[What you need to do]: Copy out lines with the word "atau" from the material that follows.

[Material for this exercise]:
>>
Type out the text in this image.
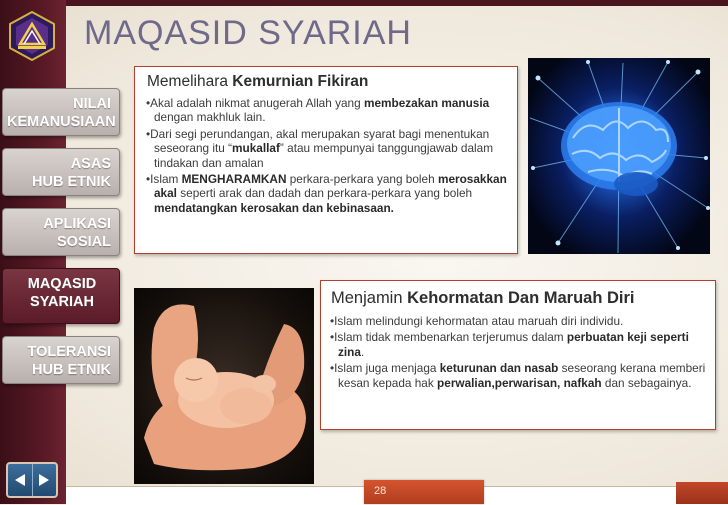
MAQASID SYARIAH
NILAI
KEMANUSIAAN
ASAS
HUB ETNIK
APLIKASI
SOSIAL
MAQASID
SYARIAH
TOLERANSI
HUB ETNIK
Memelihara Kemurnian Fikiran
•Akal adalah nikmat anugerah Allah yang membezakan manusia dengan makhluk lain.
•Dari segi perundangan, akal merupakan syarat bagi menentukan seseorang itu “mukallaf” atau mempunyai tanggungjawab dalam tindakan dan amalan
•Islam MENGHARAMKAN perkara-perkara yang boleh merosakkan akal seperti arak dan dadah dan perkara-perkara yang boleh mendatangkan kerosakan dan kebinasaan.
Menjamin Kehormatan Dan Maruah Diri
•Islam melindungi kehormatan atau maruah diri individu.
•Islam tidak membenarkan terjerumus dalam perbuatan keji seperti zina.
•Islam juga menjaga keturunan dan nasab seseorang kerana memberi kesan kepada hak perwalian,perwarisan, nafkah dan sebagainya.
28
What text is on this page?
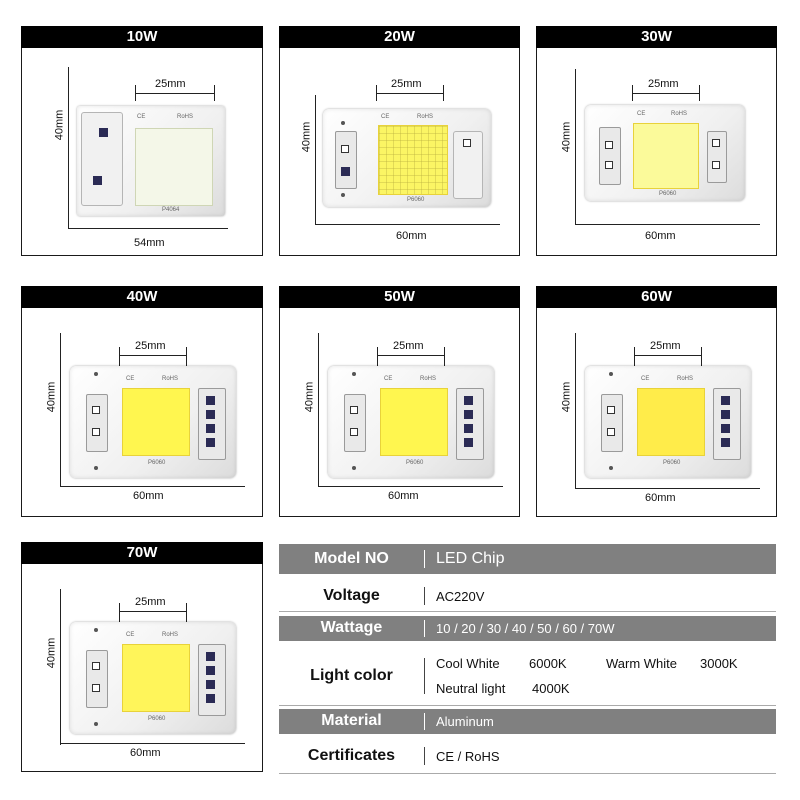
10W
40mm
54mm
25mm
CE	RoHS
P4064
20W
40mm
60mm
25mm
CE	RoHS
P6060
30W
40mm
60mm
25mm
CE	RoHS
P6060
40W
40mm
60mm
25mm
CE	RoHS
P6060
50W
40mm
60mm
25mm
CE	RoHS
P6060
60W
40mm
60mm
25mm
CE	RoHS
P6060
70W
40mm
60mm
25mm
CE	RoHS
P6060
Model NO	LED Chip
Voltage	AC220V
Wattage	10 / 20 / 30 / 40 / 50 / 60 / 70W
Light color
Cool White 6000K	Warm White 3000K
Neutral light 4000K
Material	Aluminum
Certificates	CE / RoHS
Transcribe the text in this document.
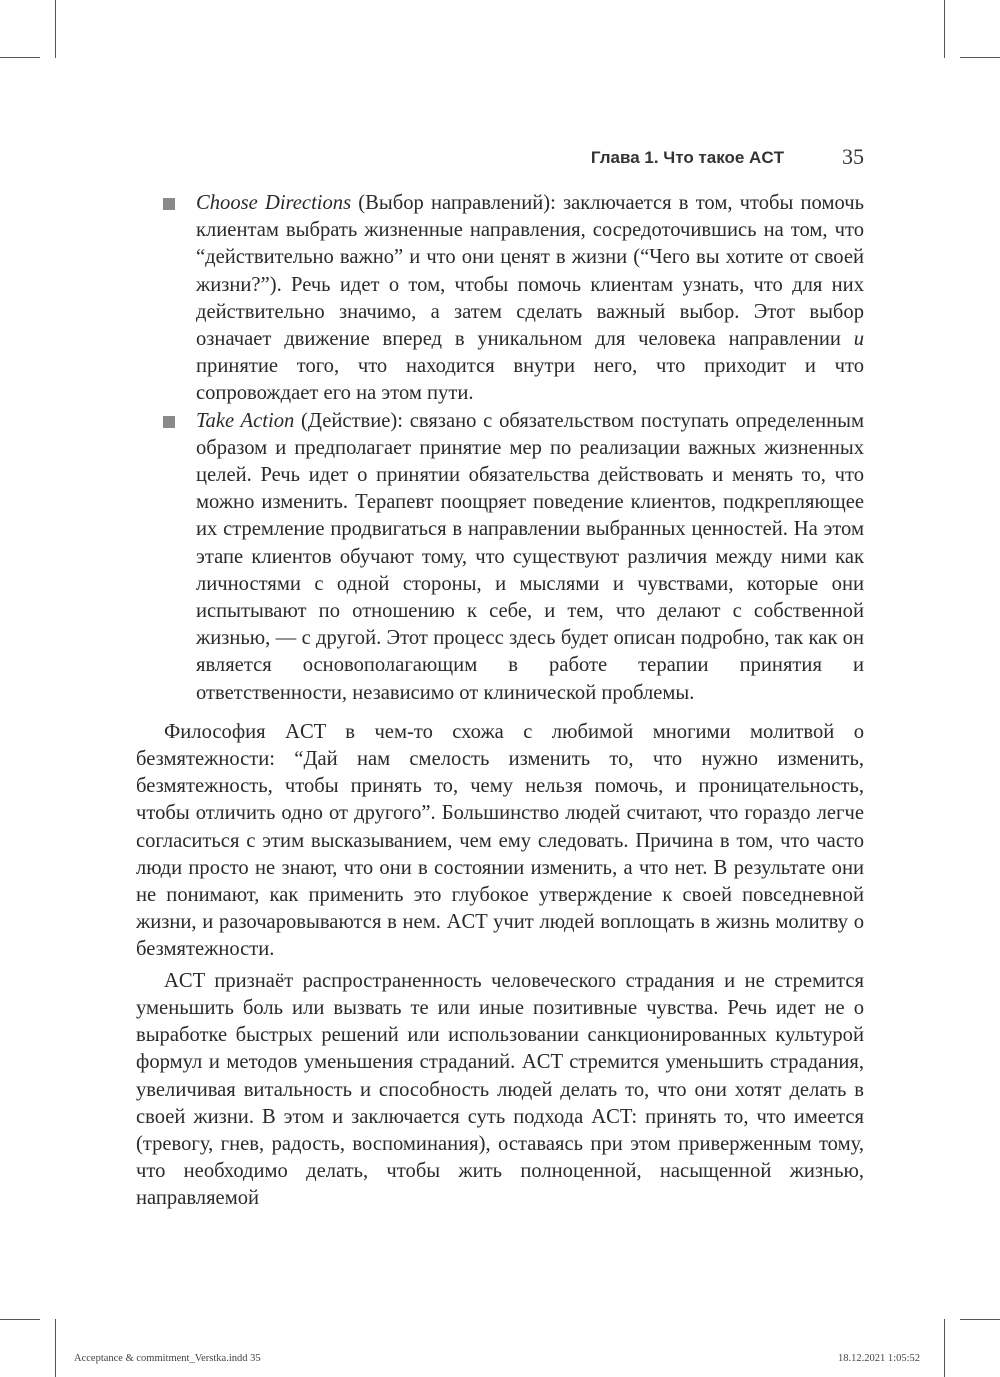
Глава 1. Что такое ACT	35
Choose Directions (Выбор направлений): заключается в том, чтобы помочь клиентам выбрать жизненные направления, сосредоточившись на том, что “действительно важно” и что они ценят в жизни (“Чего вы хотите от своей жизни?”). Речь идет о том, чтобы помочь клиентам узнать, что для них действительно значимо, а затем сделать важный выбор. Этот выбор означает движение вперед в уникальном для человека направлении и принятие того, что находится внутри него, что приходит и что сопровождает его на этом пути.
Take Action (Действие): связано с обязательством поступать определенным образом и предполагает принятие мер по реализации важных жизненных целей. Речь идет о принятии обязательства действовать и менять то, что можно изменить. Терапевт поощряет поведение клиентов, подкрепляющее их стремление продвигаться в направлении выбранных ценностей. На этом этапе клиентов обучают тому, что существуют различия между ними как личностями с одной стороны, и мыслями и чувствами, которые они испытывают по отношению к себе, и тем, что делают с собственной жизнью, — с другой. Этот процесс здесь будет описан подробно, так как он является основополагающим в работе терапии принятия и ответственности, независимо от клинической проблемы.

Философия ACT в чем-то схожа с любимой многими молитвой о безмятежности: “Дай нам смелость изменить то, что нужно изменить, безмятежность, чтобы принять то, чему нельзя помочь, и проницательность, чтобы отличить одно от другого”. Большинство людей считают, что гораздо легче согласиться с этим высказыванием, чем ему следовать. Причина в том, что часто люди просто не знают, что они в состоянии изменить, а что нет. В результате они не понимают, как применить это глубокое утверждение к своей повседневной жизни, и разочаровываются в нем. ACT учит людей воплощать в жизнь молитву о безмятежности.

ACT признаёт распространенность человеческого страдания и не стремится уменьшить боль или вызвать те или иные позитивные чувства. Речь идет не о выработке быстрых решений или использовании санкционированных культурой формул и методов уменьшения страданий. ACT стремится уменьшить страдания, увеличивая витальность и способность людей делать то, что они хотят делать в своей жизни. В этом и заключается суть подхода ACT: принять то, что имеется (тревогу, гнев, радость, воспоминания), оставаясь при этом приверженным тому, что необходимо делать, чтобы жить полноценной, насыщенной жизнью, направляемой

Acceptance & commitment_Verstka.indd 35	18.12.2021 1:05:52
<<
[Reply to the task]:
•Dari segi perundangan, akal merupakan syarat bagi menentukan seseorang itu “mukallaf” atau mempunyai tanggungjawab dalam tindakan dan amalan
•Islam melindungi kehormatan atau maruah diri individu.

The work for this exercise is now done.